> Information shown:

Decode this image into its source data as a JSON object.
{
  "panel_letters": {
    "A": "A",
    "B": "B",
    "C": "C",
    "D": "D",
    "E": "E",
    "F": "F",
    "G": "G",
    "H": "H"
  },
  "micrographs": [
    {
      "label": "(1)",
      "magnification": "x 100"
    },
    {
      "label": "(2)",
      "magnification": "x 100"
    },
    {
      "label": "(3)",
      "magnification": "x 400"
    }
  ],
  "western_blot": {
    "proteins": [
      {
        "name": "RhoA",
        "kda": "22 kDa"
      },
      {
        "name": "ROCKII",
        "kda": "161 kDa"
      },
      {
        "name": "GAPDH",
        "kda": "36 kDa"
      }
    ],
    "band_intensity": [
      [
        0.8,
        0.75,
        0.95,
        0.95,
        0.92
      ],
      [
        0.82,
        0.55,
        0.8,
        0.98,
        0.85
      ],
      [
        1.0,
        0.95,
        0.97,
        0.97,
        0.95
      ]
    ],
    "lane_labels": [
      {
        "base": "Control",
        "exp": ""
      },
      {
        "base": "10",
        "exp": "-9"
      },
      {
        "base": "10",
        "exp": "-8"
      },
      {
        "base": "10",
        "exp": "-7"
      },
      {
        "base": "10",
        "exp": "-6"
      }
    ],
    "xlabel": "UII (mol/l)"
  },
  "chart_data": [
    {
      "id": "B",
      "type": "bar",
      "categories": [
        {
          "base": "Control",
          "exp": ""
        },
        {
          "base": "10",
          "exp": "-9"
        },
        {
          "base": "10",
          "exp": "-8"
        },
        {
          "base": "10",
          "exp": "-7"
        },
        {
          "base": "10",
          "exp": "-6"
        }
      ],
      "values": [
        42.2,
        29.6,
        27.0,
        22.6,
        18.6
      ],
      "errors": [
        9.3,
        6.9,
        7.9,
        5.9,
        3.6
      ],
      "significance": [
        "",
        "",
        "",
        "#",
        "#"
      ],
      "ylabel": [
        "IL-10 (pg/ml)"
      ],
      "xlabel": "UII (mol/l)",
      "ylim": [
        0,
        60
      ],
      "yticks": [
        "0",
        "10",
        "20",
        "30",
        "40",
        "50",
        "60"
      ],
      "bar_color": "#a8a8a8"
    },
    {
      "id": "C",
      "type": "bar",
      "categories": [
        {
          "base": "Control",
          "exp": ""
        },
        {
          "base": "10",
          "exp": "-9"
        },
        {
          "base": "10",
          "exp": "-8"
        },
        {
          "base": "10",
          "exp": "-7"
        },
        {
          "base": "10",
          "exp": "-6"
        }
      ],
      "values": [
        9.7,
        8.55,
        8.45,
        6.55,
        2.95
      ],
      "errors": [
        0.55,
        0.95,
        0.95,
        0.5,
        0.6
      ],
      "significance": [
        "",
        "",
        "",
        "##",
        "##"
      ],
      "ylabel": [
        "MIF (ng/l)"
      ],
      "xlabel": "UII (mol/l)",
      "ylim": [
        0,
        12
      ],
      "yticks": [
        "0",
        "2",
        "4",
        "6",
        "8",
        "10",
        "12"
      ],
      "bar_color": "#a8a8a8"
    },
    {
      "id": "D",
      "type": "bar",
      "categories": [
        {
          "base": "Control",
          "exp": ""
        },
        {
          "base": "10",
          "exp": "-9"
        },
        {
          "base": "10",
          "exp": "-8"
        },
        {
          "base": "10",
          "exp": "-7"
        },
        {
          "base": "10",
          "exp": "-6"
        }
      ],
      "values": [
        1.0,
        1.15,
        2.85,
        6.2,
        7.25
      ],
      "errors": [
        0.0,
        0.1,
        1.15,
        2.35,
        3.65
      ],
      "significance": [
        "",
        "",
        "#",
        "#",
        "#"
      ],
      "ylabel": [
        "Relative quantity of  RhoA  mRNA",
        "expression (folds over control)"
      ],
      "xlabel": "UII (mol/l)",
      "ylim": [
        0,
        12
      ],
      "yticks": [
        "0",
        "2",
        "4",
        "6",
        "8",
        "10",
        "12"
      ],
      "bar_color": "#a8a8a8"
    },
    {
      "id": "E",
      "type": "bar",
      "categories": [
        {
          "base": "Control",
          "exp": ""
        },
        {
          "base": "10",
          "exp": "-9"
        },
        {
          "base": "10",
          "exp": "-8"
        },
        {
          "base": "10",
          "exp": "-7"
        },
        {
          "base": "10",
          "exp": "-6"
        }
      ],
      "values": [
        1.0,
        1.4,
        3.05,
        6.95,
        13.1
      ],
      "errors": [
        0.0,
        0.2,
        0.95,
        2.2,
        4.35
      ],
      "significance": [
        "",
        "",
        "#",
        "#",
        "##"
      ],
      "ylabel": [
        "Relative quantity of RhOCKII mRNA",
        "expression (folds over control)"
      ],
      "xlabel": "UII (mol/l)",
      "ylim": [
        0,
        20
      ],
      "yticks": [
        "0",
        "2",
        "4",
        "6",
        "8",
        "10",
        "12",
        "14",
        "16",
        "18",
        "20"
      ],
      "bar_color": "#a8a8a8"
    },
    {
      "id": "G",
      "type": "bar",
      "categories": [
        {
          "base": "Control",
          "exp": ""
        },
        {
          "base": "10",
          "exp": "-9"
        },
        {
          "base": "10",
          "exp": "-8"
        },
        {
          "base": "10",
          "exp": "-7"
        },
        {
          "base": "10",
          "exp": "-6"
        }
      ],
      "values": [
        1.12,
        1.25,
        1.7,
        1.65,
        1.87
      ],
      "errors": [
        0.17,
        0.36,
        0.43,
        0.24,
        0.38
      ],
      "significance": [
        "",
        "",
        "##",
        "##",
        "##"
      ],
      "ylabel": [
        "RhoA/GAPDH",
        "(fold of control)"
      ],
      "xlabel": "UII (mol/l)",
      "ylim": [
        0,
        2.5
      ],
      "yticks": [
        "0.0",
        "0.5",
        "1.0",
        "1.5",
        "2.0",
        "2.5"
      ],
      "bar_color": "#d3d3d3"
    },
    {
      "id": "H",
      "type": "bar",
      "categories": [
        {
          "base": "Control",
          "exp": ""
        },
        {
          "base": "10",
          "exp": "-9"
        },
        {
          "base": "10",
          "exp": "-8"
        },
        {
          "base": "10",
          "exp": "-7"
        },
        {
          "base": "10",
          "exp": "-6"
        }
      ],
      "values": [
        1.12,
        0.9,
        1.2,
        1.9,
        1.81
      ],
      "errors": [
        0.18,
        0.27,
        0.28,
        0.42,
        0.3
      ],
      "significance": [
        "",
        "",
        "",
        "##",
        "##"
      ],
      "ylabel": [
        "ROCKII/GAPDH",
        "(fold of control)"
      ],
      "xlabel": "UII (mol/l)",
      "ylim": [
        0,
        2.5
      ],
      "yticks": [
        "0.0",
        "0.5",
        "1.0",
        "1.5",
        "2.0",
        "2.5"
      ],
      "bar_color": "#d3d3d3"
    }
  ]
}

> Exercise brief:
Return the whole of the data, character for character.

> Answer to this problem:
Decode this image into its source data as a JSON object.
{
  "panel_letters": {
    "A": "A",
    "B": "B",
    "C": "C",
    "D": "D",
    "E": "E",
    "F": "F",
    "G": "G",
    "H": "H"
  },
  "micrographs": [
    {
      "label": "(1)",
      "magnification": "x 100"
    },
    {
      "label": "(2)",
      "magnification": "x 100"
    },
    {
      "label": "(3)",
      "magnification": "x 400"
    }
  ],
  "western_blot": {
    "proteins": [
      {
        "name": "RhoA",
        "kda": "22 kDa"
      },
      {
        "name": "ROCKII",
        "kda": "161 kDa"
      },
      {
        "name": "GAPDH",
        "kda": "36 kDa"
      }
    ],
    "band_intensity": [
      [
        0.8,
        0.75,
        0.95,
        0.95,
        0.92
      ],
      [
        0.82,
        0.55,
        0.8,
        0.98,
        0.85
      ],
      [
        1.0,
        0.95,
        0.97,
        0.97,
        0.95
      ]
    ],
    "lane_labels": [
      {
        "base": "Control",
        "exp": ""
      },
      {
        "base": "10",
        "exp": "-9"
      },
      {
        "base": "10",
        "exp": "-8"
      },
      {
        "base": "10",
        "exp": "-7"
      },
      {
        "base": "10",
        "exp": "-6"
      }
    ],
    "xlabel": "UII (mol/l)"
  },
  "chart_data": [
    {
      "id": "B",
      "type": "bar",
      "categories": [
        {
          "base": "Control",
          "exp": ""
        },
        {
          "base": "10",
          "exp": "-9"
        },
        {
          "base": "10",
          "exp": "-8"
        },
        {
          "base": "10",
          "exp": "-7"
        },
        {
          "base": "10",
          "exp": "-6"
        }
      ],
      "values": [
        42.2,
        29.6,
        27.0,
        22.6,
        18.6
      ],
      "errors": [
        9.3,
        6.9,
        7.9,
        5.9,
        3.6
      ],
      "significance": [
        "",
        "",
        "",
        "#",
        "#"
      ],
      "ylabel": [
        "IL-10 (pg/ml)"
      ],
      "xlabel": "UII (mol/l)",
      "ylim": [
        0,
        60
      ],
      "yticks": [
        "0",
        "10",
        "20",
        "30",
        "40",
        "50",
        "60"
      ],
      "bar_color": "#a8a8a8"
    },
    {
      "id": "C",
      "type": "bar",
      "categories": [
        {
          "base": "Control",
          "exp": ""
        },
        {
          "base": "10",
          "exp": "-9"
        },
        {
          "base": "10",
          "exp": "-8"
        },
        {
          "base": "10",
          "exp": "-7"
        },
        {
          "base": "10",
          "exp": "-6"
        }
      ],
      "values": [
        9.7,
        8.55,
        8.45,
        6.55,
        2.95
      ],
      "errors": [
        0.55,
        0.95,
        0.95,
        0.5,
        0.6
      ],
      "significance": [
        "",
        "",
        "",
        "##",
        "##"
      ],
      "ylabel": [
        "MIF (ng/l)"
      ],
      "xlabel": "UII (mol/l)",
      "ylim": [
        0,
        12
      ],
      "yticks": [
        "0",
        "2",
        "4",
        "6",
        "8",
        "10",
        "12"
      ],
      "bar_color": "#a8a8a8"
    },
    {
      "id": "D",
      "type": "bar",
      "categories": [
        {
          "base": "Control",
          "exp": ""
        },
        {
          "base": "10",
          "exp": "-9"
        },
        {
          "base": "10",
          "exp": "-8"
        },
        {
          "base": "10",
          "exp": "-7"
        },
        {
          "base": "10",
          "exp": "-6"
        }
      ],
      "values": [
        1.0,
        1.15,
        2.85,
        6.2,
        7.25
      ],
      "errors": [
        0.0,
        0.1,
        1.15,
        2.35,
        3.65
      ],
      "significance": [
        "",
        "",
        "#",
        "#",
        "#"
      ],
      "ylabel": [
        "Relative quantity of  RhoA  mRNA",
        "expression (folds over control)"
      ],
      "xlabel": "UII (mol/l)",
      "ylim": [
        0,
        12
      ],
      "yticks": [
        "0",
        "2",
        "4",
        "6",
        "8",
        "10",
        "12"
      ],
      "bar_color": "#a8a8a8"
    },
    {
      "id": "E",
      "type": "bar",
      "categories": [
        {
          "base": "Control",
          "exp": ""
        },
        {
          "base": "10",
          "exp": "-9"
        },
        {
          "base": "10",
          "exp": "-8"
        },
        {
          "base": "10",
          "exp": "-7"
        },
        {
          "base": "10",
          "exp": "-6"
        }
      ],
      "values": [
        1.0,
        1.4,
        3.05,
        6.95,
        13.1
      ],
      "errors": [
        0.0,
        0.2,
        0.95,
        2.2,
        4.35
      ],
      "significance": [
        "",
        "",
        "#",
        "#",
        "##"
      ],
      "ylabel": [
        "Relative quantity of RhOCKII mRNA",
        "expression (folds over control)"
      ],
      "xlabel": "UII (mol/l)",
      "ylim": [
        0,
        20
      ],
      "yticks": [
        "0",
        "2",
        "4",
        "6",
        "8",
        "10",
        "12",
        "14",
        "16",
        "18",
        "20"
      ],
      "bar_color": "#a8a8a8"
    },
    {
      "id": "G",
      "type": "bar",
      "categories": [
        {
          "base": "Control",
          "exp": ""
        },
        {
          "base": "10",
          "exp": "-9"
        },
        {
          "base": "10",
          "exp": "-8"
        },
        {
          "base": "10",
          "exp": "-7"
        },
        {
          "base": "10",
          "exp": "-6"
        }
      ],
      "values": [
        1.12,
        1.25,
        1.7,
        1.65,
        1.87
      ],
      "errors": [
        0.17,
        0.36,
        0.43,
        0.24,
        0.38
      ],
      "significance": [
        "",
        "",
        "##",
        "##",
        "##"
      ],
      "ylabel": [
        "RhoA/GAPDH",
        "(fold of control)"
      ],
      "xlabel": "UII (mol/l)",
      "ylim": [
        0,
        2.5
      ],
      "yticks": [
        "0.0",
        "0.5",
        "1.0",
        "1.5",
        "2.0",
        "2.5"
      ],
      "bar_color": "#d3d3d3"
    },
    {
      "id": "H",
      "type": "bar",
      "categories": [
        {
          "base": "Control",
          "exp": ""
        },
        {
          "base": "10",
          "exp": "-9"
        },
        {
          "base": "10",
          "exp": "-8"
        },
        {
          "base": "10",
          "exp": "-7"
        },
        {
          "base": "10",
          "exp": "-6"
        }
      ],
      "values": [
        1.12,
        0.9,
        1.2,
        1.9,
        1.81
      ],
      "errors": [
        0.18,
        0.27,
        0.28,
        0.42,
        0.3
      ],
      "significance": [
        "",
        "",
        "",
        "##",
        "##"
      ],
      "ylabel": [
        "ROCKII/GAPDH",
        "(fold of control)"
      ],
      "xlabel": "UII (mol/l)",
      "ylim": [
        0,
        2.5
      ],
      "yticks": [
        "0.0",
        "0.5",
        "1.0",
        "1.5",
        "2.0",
        "2.5"
      ],
      "bar_color": "#d3d3d3"
    }
  ]
}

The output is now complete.